**What is asked**
Work out how many lines hold the string "UMUM". The answer is a single number, nothing more.

(Data records)
[start]
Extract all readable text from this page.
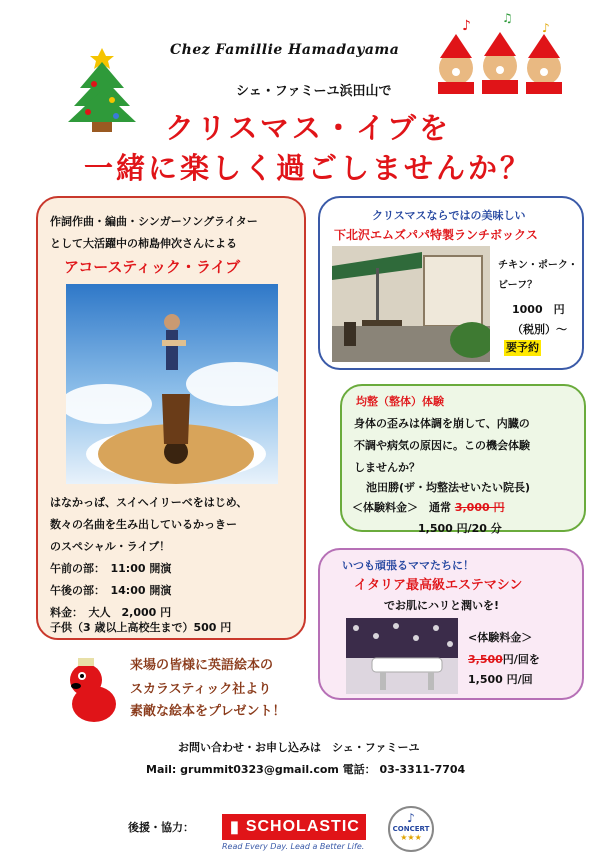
♪	♫
♪
Chez Famillie Hamadayama
シェ・ファミーユ浜田山で
クリスマス・イブを
一緒に楽しく過ごしませんか？
作詞作曲・編曲・シンガーソングライター
として大活躍中の柿島伸次さんによる
アコースティック・ライブ
はなかっぱ、スイヘイリーベをはじめ、
数々の名曲を生み出しているかっきー
のスペシャル・ライブ！
午前の部：　11:00 開演
午後の部：　14:00 開演
料金：　大人　2,000 円
子供（3 歳以上高校生まで）500 円
クリスマスならではの美味しい
下北沢エムズパパ特製ランチボックス
チキン・ポーク・
ビーフ？
1000　円
（税別）～
要予約
均整（整体）体験
身体の歪みは体調を崩して、内臓の
不調や病気の原因に。この機会体験
しませんか？
池田勝(ザ・均整法せいたい院長)
＜体験料金＞　通常 3,000 円
1,500 円/20 分
いつも頑張るママたちに！
イタリア最高級エステマシン
でお肌にハリと潤いを!
<体験料金＞
3,500円/回を
1,500 円/回
来場の皆様に英語絵本の
スカラスティック社より
素敵な絵本をプレゼント！
お問い合わせ・お申し込みは　シェ・ファミーユ
Mail: grummit0323@gmail.com 電話： 03-3311-7704
後援・協力： ▮ SCHOLASTIC
Read Every Day. Lead a Better Life.
♪
CONCERT
★★★
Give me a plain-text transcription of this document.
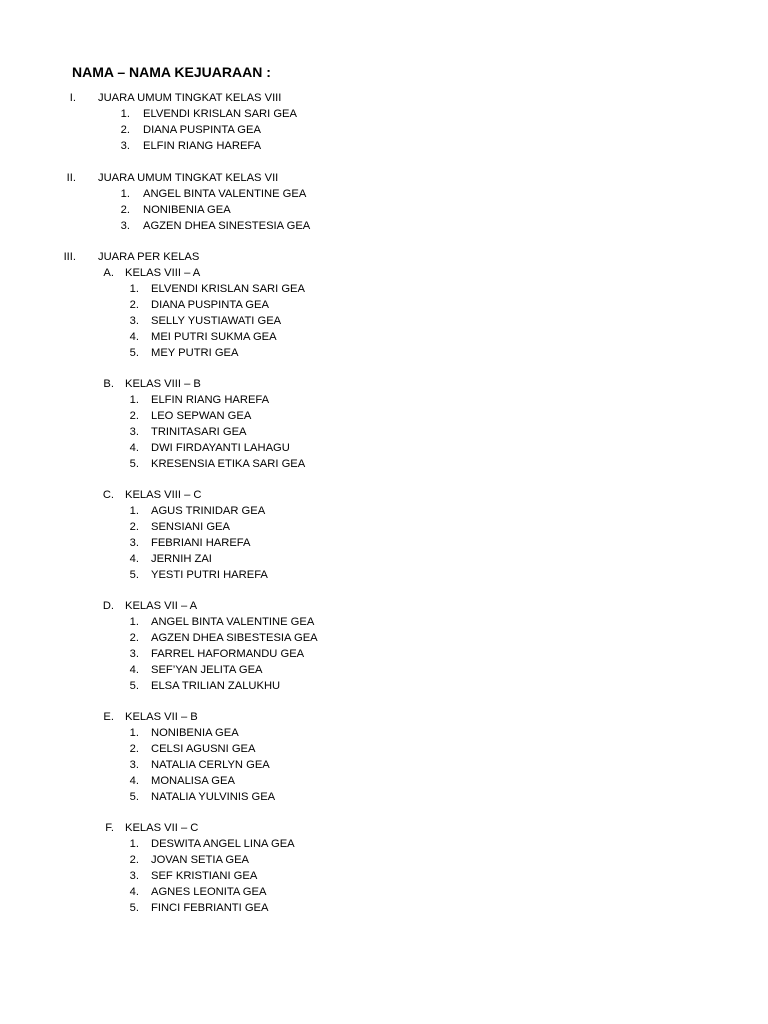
NAMA – NAMA KEJUARAAN :
I. JUARA UMUM TINGKAT KELAS VIII
1. ELVENDI KRISLAN SARI GEA
2. DIANA PUSPINTA GEA
3. ELFIN RIANG HAREFA
II. JUARA UMUM TINGKAT KELAS VII
1. ANGEL BINTA VALENTINE GEA
2. NONIBENIA GEA
3. AGZEN DHEA SINESTESIA GEA
III. JUARA PER KELAS
A. KELAS VIII – A
1. ELVENDI KRISLAN SARI GEA
2. DIANA PUSPINTA GEA
3. SELLY YUSTIAWATI GEA
4. MEI PUTRI SUKMA GEA
5. MEY PUTRI GEA
B. KELAS VIII – B
1. ELFIN RIANG HAREFA
2. LEO SEPWAN GEA
3. TRINITASARI GEA
4. DWI FIRDAYANTI LAHAGU
5. KRESENSIA ETIKA SARI GEA
C. KELAS VIII – C
1. AGUS TRINIDAR GEA
2. SENSIANI GEA
3. FEBRIANI HAREFA
4. JERNIH ZAI
5. YESTI PUTRI HAREFA
D. KELAS VII – A
1. ANGEL BINTA VALENTINE GEA
2. AGZEN DHEA SIBESTESIA GEA
3. FARREL HAFORMANDU GEA
4. SEF’YAN JELITA GEA
5. ELSA TRILIAN ZALUKHU
E. KELAS VII – B
1. NONIBENIA GEA
2. CELSI AGUSNI GEA
3. NATALIA CERLYN GEA
4. MONALISA GEA
5. NATALIA YULVINIS GEA
F. KELAS VII – C
1. DESWITA ANGEL LINA GEA
2. JOVAN SETIA GEA
3. SEF KRISTIANI GEA
4. AGNES LEONITA GEA
5. FINCI FEBRIANTI GEA
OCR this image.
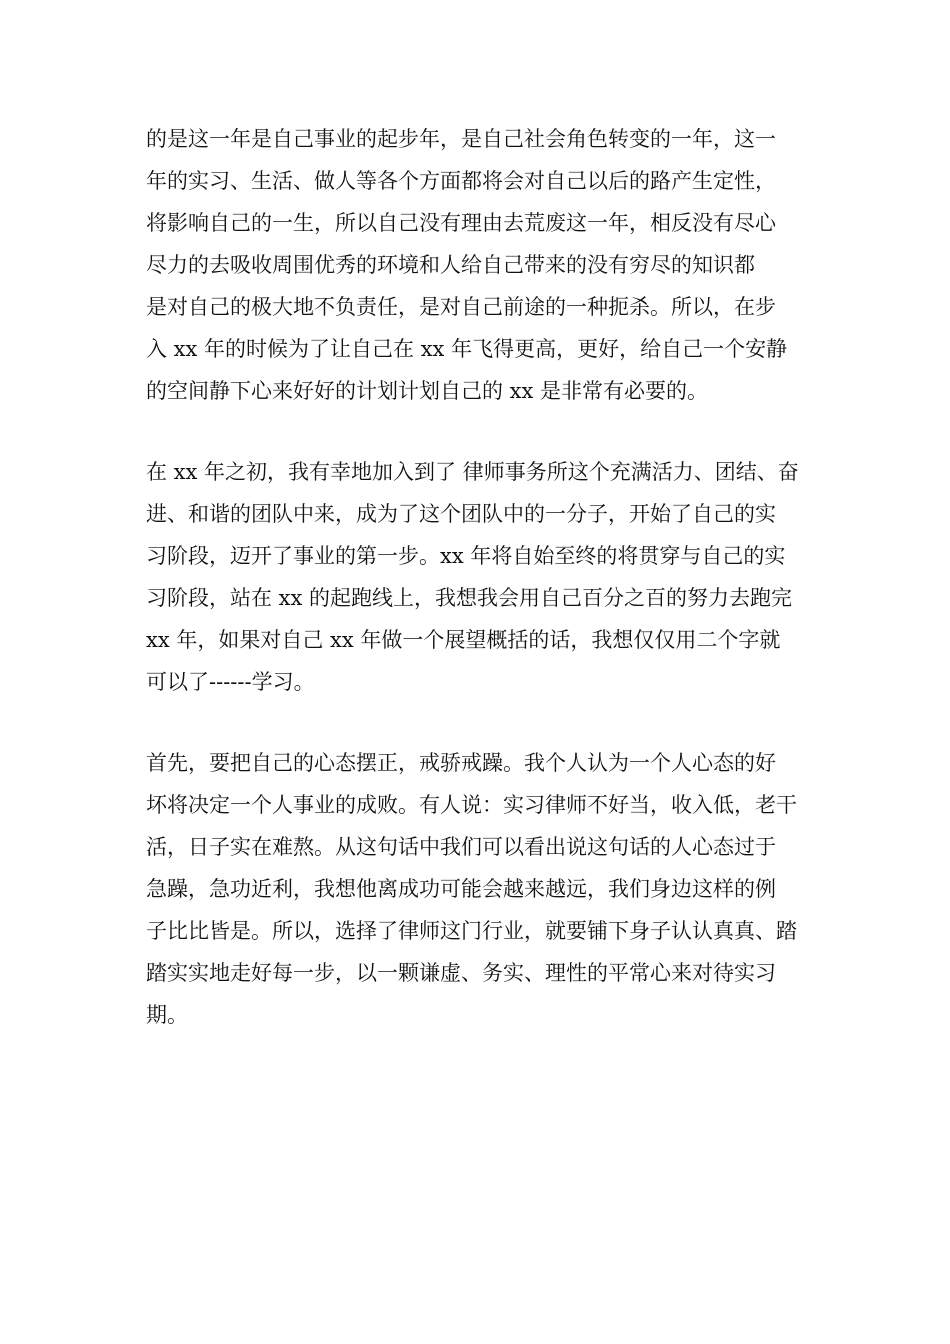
的是这一年是自己事业的起步年，是自己社会角色转变的一年，这一
年的实习、生活、做人等各个方面都将会对自己以后的路产生定性，
将影响自己的一生，所以自己没有理由去荒废这一年，相反没有尽心
尽力的去吸收周围优秀的环境和人给自己带来的没有穷尽的知识都
是对自己的极大地不负责任，是对自己前途的一种扼杀。所以，在步
入 xx 年的时候为了让自己在 xx 年飞得更高，更好，给自己一个安静
的空间静下心来好好的计划计划自己的 xx 是非常有必要的。

在 xx 年之初，我有幸地加入到了 律师事务所这个充满活力、团结、奋
进、和谐的团队中来，成为了这个团队中的一分子，开始了自己的实
习阶段，迈开了事业的第一步。xx 年将自始至终的将贯穿与自己的实
习阶段，站在 xx 的起跑线上，我想我会用自己百分之百的努力去跑完
xx 年，如果对自己 xx 年做一个展望概括的话，我想仅仅用二个字就
可以了------学习。

首先，要把自己的心态摆正，戒骄戒躁。我个人认为一个人心态的好
坏将决定一个人事业的成败。有人说：实习律师不好当，收入低，老干
活，日子实在难熬。从这句话中我们可以看出说这句话的人心态过于
急躁，急功近利，我想他离成功可能会越来越远，我们身边这样的例
子比比皆是。所以，选择了律师这门行业，就要铺下身子认认真真、踏
踏实实地走好每一步，以一颗谦虚、务实、理性的平常心来对待实习
期。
[end]
**Complete response**
2